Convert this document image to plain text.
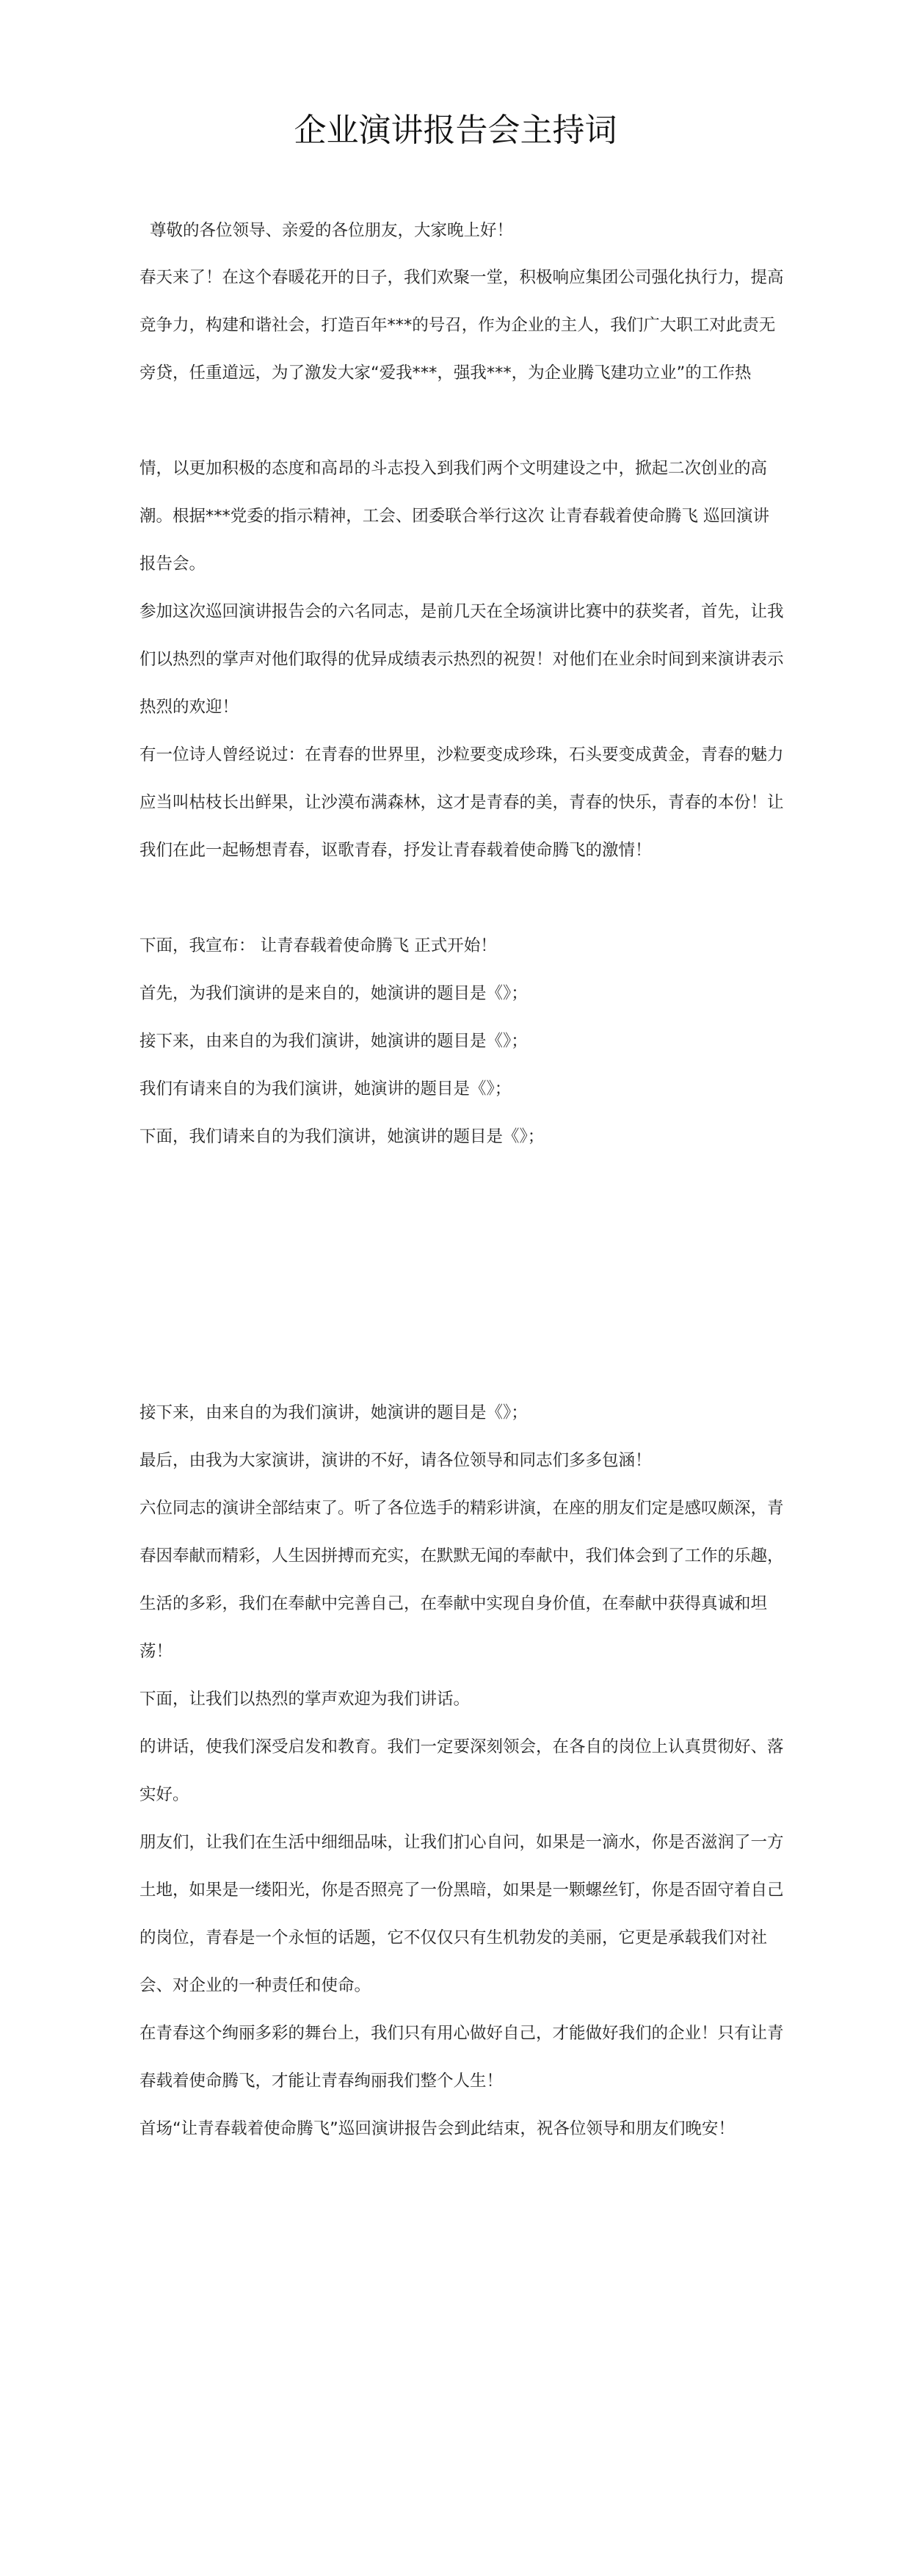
企业演讲报告会主持词

尊敬的各位领导、亲爱的各位朋友，大家晚上好！

春天来了！在这个春暖花开的日子，我们欢聚一堂，积极响应集团公司强化执行力，提高竞争力，构建和谐社会，打造百年***的号召，作为企业的主人，我们广大职工对此责无旁贷，任重道远，为了激发大家“爱我***，强我***，为企业腾飞建功立业”的工作热

情，以更加积极的态度和高昂的斗志投入到我们两个文明建设之中，掀起二次创业的高潮。根据***党委的指示精神，工会、团委联合举行这次 让青春载着使命腾飞 巡回演讲报告会。

参加这次巡回演讲报告会的六名同志，是前几天在全场演讲比赛中的获奖者，首先，让我们以热烈的掌声对他们取得的优异成绩表示热烈的祝贺！对他们在业余时间到来演讲表示热烈的欢迎！

有一位诗人曾经说过：在青春的世界里，沙粒要变成珍珠，石头要变成黄金，青春的魅力应当叫枯枝长出鲜果，让沙漠布满森林，这才是青春的美，青春的快乐，青春的本份！让我们在此一起畅想青春，讴歌青春，抒发让青春载着使命腾飞的激情！

下面，我宣布： 让青春载着使命腾飞 正式开始！

首先，为我们演讲的是来自的，她演讲的题目是《》；

接下来，由来自的为我们演讲，她演讲的题目是《》；

我们有请来自的为我们演讲，她演讲的题目是《》；

下面，我们请来自的为我们演讲，她演讲的题目是《》；

接下来，由来自的为我们演讲，她演讲的题目是《》；

最后，由我为大家演讲，演讲的不好，请各位领导和同志们多多包涵！

六位同志的演讲全部结束了。听了各位选手的精彩讲演，在座的朋友们定是感叹颇深，青春因奉献而精彩，人生因拼搏而充实，在默默无闻的奉献中，我们体会到了工作的乐趣，生活的多彩，我们在奉献中完善自己，在奉献中实现自身价值，在奉献中获得真诚和坦荡！

下面，让我们以热烈的掌声欢迎为我们讲话。

的讲话，使我们深受启发和教育。我们一定要深刻领会，在各自的岗位上认真贯彻好、落实好。

朋友们，让我们在生活中细细品味，让我们扪心自问，如果是一滴水，你是否滋润了一方土地，如果是一缕阳光，你是否照亮了一份黑暗，如果是一颗螺丝钉，你是否固守着自己的岗位，青春是一个永恒的话题，它不仅仅只有生机勃发的美丽，它更是承载我们对社会、对企业的一种责任和使命。

在青春这个绚丽多彩的舞台上，我们只有用心做好自己，才能做好我们的企业！只有让青春载着使命腾飞，才能让青春绚丽我们整个人生！

首场“让青春载着使命腾飞”巡回演讲报告会到此结束，祝各位领导和朋友们晚安！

● **Required task**: Omit each picture, then return all of the listing exactly as it stands.

● **Expected answer**:
Convert this document image to plain text.
企业演讲报告会主持词

尊敬的各位领导、亲爱的各位朋友，大家晚上好！

春天来了！在这个春暖花开的日子，我们欢聚一堂，积极响应集团公司强化执行力，提高竞争力，构建和谐社会，打造百年***的号召，作为企业的主人，我们广大职工对此责无旁贷，任重道远，为了激发大家“爱我***，强我***，为企业腾飞建功立业”的工作热

情，以更加积极的态度和高昂的斗志投入到我们两个文明建设之中，掀起二次创业的高潮。根据***党委的指示精神，工会、团委联合举行这次 让青春载着使命腾飞 巡回演讲报告会。

参加这次巡回演讲报告会的六名同志，是前几天在全场演讲比赛中的获奖者，首先，让我们以热烈的掌声对他们取得的优异成绩表示热烈的祝贺！对他们在业余时间到来演讲表示热烈的欢迎！

有一位诗人曾经说过：在青春的世界里，沙粒要变成珍珠，石头要变成黄金，青春的魅力应当叫枯枝长出鲜果，让沙漠布满森林，这才是青春的美，青春的快乐，青春的本份！让我们在此一起畅想青春，讴歌青春，抒发让青春载着使命腾飞的激情！

下面，我宣布： 让青春载着使命腾飞 正式开始！

首先，为我们演讲的是来自的，她演讲的题目是《》；

接下来，由来自的为我们演讲，她演讲的题目是《》；

我们有请来自的为我们演讲，她演讲的题目是《》；

下面，我们请来自的为我们演讲，她演讲的题目是《》；

接下来，由来自的为我们演讲，她演讲的题目是《》；

最后，由我为大家演讲，演讲的不好，请各位领导和同志们多多包涵！

六位同志的演讲全部结束了。听了各位选手的精彩讲演，在座的朋友们定是感叹颇深，青春因奉献而精彩，人生因拼搏而充实，在默默无闻的奉献中，我们体会到了工作的乐趣，生活的多彩，我们在奉献中完善自己，在奉献中实现自身价值，在奉献中获得真诚和坦荡！

下面，让我们以热烈的掌声欢迎为我们讲话。

的讲话，使我们深受启发和教育。我们一定要深刻领会，在各自的岗位上认真贯彻好、落实好。

朋友们，让我们在生活中细细品味，让我们扪心自问，如果是一滴水，你是否滋润了一方土地，如果是一缕阳光，你是否照亮了一份黑暗，如果是一颗螺丝钉，你是否固守着自己的岗位，青春是一个永恒的话题，它不仅仅只有生机勃发的美丽，它更是承载我们对社会、对企业的一种责任和使命。

在青春这个绚丽多彩的舞台上，我们只有用心做好自己，才能做好我们的企业！只有让青春载着使命腾飞，才能让青春绚丽我们整个人生！

首场“让青春载着使命腾飞”巡回演讲报告会到此结束，祝各位领导和朋友们晚安！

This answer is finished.